• [Objective]:
Write every line of the material out exactly as shown.

Stored items from a collection

+++

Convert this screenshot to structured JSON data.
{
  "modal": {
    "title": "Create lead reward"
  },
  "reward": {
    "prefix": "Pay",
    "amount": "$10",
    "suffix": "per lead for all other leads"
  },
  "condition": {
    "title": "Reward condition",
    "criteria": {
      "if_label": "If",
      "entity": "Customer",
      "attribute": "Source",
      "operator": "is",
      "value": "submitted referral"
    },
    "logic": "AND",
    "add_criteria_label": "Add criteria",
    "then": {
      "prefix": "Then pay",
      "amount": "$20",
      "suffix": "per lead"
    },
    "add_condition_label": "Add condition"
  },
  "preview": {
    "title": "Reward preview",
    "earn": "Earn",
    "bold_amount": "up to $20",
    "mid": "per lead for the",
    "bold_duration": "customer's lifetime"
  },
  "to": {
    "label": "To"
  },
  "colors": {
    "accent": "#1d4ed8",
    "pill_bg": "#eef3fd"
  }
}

+++

• [Exercise solution]:
Convert this screenshot to structured JSON data.
{
  "modal": {
    "title": "Create lead reward"
  },
  "reward": {
    "prefix": "Pay",
    "amount": "$10",
    "suffix": "per lead for all other leads"
  },
  "condition": {
    "title": "Reward condition",
    "criteria": {
      "if_label": "If",
      "entity": "Customer",
      "attribute": "Source",
      "operator": "is",
      "value": "submitted referral"
    },
    "logic": "AND",
    "add_criteria_label": "Add criteria",
    "then": {
      "prefix": "Then pay",
      "amount": "$20",
      "suffix": "per lead"
    },
    "add_condition_label": "Add condition"
  },
  "preview": {
    "title": "Reward preview",
    "earn": "Earn",
    "bold_amount": "up to $20",
    "mid": "per lead for the",
    "bold_duration": "customer's lifetime"
  },
  "to": {
    "label": "To"
  },
  "colors": {
    "accent": "#1d4ed8",
    "pill_bg": "#eef3fd"
  }
}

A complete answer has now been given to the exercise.